**Exercise**
Emit the line that holds "Decode this chart: output" and all lines following it through the end of the data, verbatim, and nothing else.

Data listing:
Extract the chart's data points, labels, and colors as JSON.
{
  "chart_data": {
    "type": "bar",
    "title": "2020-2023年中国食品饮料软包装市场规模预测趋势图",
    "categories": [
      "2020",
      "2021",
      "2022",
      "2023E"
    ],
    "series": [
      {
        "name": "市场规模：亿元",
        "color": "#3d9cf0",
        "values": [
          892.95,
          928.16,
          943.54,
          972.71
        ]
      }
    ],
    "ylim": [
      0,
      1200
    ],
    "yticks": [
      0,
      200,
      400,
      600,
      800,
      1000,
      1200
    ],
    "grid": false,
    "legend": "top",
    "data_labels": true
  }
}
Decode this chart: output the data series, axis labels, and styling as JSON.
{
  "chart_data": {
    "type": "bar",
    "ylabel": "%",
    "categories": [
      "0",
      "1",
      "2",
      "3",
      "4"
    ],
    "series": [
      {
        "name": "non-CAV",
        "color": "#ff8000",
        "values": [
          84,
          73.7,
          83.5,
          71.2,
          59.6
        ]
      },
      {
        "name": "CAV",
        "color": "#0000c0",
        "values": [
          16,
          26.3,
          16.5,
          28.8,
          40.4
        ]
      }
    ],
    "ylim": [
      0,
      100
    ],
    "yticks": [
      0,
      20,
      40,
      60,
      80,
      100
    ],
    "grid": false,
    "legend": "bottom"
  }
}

**Full output**
Decode this chart: output the data series, axis labels, and styling as JSON.
{
  "chart_data": {
    "type": "bar",
    "ylabel": "%",
    "categories": [
      "0",
      "1",
      "2",
      "3",
      "4"
    ],
    "series": [
      {
        "name": "non-CAV",
        "color": "#ff8000",
        "values": [
          84,
          73.7,
          83.5,
          71.2,
          59.6
        ]
      },
      {
        "name": "CAV",
        "color": "#0000c0",
        "values": [
          16,
          26.3,
          16.5,
          28.8,
          40.4
        ]
      }
    ],
    "ylim": [
      0,
      100
    ],
    "yticks": [
      0,
      20,
      40,
      60,
      80,
      100
    ],
    "grid": false,
    "legend": "bottom"
  }
}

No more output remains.